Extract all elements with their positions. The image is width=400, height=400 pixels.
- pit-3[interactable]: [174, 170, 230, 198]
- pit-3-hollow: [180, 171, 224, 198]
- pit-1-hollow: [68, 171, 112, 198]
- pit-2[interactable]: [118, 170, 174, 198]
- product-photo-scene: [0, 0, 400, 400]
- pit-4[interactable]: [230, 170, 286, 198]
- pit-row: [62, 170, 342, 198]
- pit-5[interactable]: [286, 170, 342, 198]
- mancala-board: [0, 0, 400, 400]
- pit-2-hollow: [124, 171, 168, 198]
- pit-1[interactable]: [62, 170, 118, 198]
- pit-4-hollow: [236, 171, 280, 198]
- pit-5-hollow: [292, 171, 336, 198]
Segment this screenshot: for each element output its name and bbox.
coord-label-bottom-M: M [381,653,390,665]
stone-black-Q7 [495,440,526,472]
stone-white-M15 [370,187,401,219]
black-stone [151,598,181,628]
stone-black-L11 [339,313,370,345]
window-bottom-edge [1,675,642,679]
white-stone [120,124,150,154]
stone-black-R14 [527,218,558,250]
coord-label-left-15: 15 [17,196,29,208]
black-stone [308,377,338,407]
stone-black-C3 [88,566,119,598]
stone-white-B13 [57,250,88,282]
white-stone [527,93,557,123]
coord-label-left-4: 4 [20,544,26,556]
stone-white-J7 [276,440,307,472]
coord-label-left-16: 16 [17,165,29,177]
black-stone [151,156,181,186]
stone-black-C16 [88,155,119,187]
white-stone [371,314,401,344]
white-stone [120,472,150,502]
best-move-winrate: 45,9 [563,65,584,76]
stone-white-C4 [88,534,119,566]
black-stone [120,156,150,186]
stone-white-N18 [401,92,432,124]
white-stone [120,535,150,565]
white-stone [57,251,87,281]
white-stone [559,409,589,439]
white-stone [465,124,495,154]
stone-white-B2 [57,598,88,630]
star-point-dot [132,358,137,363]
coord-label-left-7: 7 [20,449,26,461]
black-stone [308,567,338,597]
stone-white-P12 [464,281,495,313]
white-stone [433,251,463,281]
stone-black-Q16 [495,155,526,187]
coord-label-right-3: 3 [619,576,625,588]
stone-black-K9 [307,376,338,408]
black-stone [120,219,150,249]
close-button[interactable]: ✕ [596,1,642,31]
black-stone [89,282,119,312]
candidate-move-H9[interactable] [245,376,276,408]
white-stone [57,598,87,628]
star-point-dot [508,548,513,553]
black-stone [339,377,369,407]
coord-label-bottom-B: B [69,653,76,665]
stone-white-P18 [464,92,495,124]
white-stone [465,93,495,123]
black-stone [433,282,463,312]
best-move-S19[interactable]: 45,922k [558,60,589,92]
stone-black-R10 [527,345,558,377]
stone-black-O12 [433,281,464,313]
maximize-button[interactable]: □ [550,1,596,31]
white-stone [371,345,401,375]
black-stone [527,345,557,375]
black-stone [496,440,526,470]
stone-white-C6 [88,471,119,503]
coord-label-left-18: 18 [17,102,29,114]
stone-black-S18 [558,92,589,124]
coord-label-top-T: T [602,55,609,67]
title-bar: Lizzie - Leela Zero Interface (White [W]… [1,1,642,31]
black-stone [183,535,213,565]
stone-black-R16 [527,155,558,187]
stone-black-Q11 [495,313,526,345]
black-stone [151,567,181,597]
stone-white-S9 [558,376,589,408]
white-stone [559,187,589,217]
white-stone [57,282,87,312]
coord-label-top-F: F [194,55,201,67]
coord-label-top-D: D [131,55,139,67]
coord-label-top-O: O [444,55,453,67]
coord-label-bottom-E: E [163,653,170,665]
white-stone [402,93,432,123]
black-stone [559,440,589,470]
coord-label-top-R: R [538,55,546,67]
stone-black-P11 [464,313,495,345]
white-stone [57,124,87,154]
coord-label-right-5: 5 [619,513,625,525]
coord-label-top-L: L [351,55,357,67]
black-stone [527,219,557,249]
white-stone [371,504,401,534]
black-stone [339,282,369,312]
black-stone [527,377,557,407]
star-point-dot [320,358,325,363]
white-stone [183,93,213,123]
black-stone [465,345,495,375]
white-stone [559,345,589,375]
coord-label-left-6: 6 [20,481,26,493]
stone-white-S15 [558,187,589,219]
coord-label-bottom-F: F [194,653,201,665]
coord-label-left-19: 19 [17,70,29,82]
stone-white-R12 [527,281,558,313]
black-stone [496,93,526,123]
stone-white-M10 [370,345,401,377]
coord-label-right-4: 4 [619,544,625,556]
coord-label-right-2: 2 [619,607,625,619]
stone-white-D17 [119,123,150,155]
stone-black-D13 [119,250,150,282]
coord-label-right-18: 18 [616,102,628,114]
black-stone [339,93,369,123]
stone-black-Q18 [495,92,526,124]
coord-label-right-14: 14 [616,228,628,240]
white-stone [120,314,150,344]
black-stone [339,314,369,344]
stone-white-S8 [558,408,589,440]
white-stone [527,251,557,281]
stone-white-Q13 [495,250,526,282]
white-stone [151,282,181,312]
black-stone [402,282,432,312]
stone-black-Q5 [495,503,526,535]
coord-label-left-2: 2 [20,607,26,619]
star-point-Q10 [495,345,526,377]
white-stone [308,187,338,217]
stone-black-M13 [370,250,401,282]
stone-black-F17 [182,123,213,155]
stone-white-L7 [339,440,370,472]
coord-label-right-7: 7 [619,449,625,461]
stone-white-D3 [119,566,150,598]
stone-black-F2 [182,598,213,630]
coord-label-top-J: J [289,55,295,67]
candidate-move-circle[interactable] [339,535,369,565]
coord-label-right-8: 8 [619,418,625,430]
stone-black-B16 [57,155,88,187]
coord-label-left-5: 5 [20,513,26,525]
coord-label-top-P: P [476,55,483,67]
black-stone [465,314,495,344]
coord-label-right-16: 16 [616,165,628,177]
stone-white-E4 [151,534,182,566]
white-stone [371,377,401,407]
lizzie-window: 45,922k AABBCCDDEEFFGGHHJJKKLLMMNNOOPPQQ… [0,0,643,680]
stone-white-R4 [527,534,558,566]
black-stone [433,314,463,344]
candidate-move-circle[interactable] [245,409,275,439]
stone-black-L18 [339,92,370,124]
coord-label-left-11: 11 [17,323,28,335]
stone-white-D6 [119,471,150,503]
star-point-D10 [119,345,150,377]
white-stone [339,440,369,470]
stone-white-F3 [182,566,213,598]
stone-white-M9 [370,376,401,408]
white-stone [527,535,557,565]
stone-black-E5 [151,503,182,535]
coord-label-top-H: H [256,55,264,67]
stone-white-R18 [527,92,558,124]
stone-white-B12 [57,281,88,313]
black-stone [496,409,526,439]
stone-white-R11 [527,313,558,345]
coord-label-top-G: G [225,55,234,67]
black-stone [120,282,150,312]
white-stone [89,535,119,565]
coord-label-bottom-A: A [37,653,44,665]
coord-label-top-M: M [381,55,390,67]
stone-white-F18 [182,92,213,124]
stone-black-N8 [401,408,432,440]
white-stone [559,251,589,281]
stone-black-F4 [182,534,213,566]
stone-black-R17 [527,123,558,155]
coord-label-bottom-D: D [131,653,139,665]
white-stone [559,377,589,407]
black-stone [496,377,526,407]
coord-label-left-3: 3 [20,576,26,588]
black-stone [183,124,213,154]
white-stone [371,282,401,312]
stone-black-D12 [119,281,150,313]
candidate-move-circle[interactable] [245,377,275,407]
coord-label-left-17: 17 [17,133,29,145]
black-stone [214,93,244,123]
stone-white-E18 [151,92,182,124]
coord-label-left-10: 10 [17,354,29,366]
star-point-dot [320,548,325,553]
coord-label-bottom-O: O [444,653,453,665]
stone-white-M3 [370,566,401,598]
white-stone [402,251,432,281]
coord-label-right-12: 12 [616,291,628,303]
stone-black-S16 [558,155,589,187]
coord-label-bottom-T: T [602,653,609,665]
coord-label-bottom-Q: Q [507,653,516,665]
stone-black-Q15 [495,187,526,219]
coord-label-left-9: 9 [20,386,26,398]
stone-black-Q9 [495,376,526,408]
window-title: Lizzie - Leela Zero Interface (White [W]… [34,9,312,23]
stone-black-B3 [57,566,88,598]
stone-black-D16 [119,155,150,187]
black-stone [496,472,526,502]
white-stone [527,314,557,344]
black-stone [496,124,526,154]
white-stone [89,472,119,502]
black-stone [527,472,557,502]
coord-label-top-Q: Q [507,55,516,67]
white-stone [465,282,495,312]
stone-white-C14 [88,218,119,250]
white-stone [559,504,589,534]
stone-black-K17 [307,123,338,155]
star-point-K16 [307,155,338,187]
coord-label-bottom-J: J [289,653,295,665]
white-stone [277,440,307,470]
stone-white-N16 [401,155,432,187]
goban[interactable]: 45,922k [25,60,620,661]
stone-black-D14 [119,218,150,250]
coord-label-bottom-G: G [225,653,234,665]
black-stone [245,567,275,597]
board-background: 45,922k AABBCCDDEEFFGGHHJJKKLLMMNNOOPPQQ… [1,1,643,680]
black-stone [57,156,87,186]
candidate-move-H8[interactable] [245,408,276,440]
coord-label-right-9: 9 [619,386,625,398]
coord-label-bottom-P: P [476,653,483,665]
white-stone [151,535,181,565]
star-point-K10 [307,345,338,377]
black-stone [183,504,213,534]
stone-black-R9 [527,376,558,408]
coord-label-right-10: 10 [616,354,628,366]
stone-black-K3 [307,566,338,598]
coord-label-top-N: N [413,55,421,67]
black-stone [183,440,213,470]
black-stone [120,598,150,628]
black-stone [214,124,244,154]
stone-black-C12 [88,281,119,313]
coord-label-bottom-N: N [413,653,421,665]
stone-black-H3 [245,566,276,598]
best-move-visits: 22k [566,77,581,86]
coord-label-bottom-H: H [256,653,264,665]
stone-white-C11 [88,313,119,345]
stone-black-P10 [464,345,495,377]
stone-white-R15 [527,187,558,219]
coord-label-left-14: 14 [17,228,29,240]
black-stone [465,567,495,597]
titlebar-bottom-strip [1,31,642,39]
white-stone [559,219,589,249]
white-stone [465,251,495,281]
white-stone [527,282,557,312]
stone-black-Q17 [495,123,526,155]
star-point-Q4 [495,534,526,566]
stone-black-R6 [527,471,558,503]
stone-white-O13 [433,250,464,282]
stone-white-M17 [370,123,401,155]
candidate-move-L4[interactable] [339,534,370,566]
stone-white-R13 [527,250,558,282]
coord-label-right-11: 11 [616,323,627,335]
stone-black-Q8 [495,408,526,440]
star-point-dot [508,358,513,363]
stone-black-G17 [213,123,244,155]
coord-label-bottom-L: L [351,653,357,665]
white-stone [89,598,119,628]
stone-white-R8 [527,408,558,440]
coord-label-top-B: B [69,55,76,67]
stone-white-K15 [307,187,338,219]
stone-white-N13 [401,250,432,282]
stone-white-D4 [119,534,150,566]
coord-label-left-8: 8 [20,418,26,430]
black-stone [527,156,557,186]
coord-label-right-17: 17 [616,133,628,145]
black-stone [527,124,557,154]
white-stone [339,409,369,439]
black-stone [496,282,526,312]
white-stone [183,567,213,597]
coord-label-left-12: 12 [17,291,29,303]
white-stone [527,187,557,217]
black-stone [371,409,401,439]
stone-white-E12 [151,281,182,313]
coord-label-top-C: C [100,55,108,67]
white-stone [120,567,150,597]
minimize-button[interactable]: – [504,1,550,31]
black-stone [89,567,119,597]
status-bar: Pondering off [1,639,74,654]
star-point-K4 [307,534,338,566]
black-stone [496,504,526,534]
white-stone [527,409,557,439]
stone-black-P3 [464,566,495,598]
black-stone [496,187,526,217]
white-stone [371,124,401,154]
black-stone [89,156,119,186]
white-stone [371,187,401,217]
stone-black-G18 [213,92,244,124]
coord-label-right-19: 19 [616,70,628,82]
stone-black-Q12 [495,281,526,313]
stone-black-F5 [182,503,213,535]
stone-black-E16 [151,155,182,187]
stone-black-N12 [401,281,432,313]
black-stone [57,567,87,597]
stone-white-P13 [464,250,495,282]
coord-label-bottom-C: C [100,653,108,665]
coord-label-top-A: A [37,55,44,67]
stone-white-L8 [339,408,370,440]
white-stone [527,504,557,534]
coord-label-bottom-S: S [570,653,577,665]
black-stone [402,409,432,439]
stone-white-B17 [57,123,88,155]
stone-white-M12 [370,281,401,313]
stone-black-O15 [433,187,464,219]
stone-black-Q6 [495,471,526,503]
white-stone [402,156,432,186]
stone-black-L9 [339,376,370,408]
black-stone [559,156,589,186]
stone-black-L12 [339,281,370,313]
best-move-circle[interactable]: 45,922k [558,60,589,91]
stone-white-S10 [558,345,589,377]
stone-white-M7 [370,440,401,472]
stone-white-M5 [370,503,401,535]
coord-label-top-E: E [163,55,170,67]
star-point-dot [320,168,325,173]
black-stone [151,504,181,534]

::::

AIM OF THE EXERCISE » Render everything from the start of the records down to the line containing "- pit-2-hollow: [124, 171, 168, 198]" as a numbered list, leaving out blank lines.

SOLVED PROBLEM »
1. Extract all elements with their positions. The image is width=400, height=400 pixels.
2. - pit-3[interactable]: [174, 170, 230, 198]
3. - pit-3-hollow: [180, 171, 224, 198]
4. - pit-1-hollow: [68, 171, 112, 198]
5. - pit-2[interactable]: [118, 170, 174, 198]
6. - product-photo-scene: [0, 0, 400, 400]
7. - pit-4[interactable]: [230, 170, 286, 198]
8. - pit-row: [62, 170, 342, 198]
9. - pit-5[interactable]: [286, 170, 342, 198]
10. - mancala-board: [0, 0, 400, 400]
11. - pit-2-hollow: [124, 171, 168, 198]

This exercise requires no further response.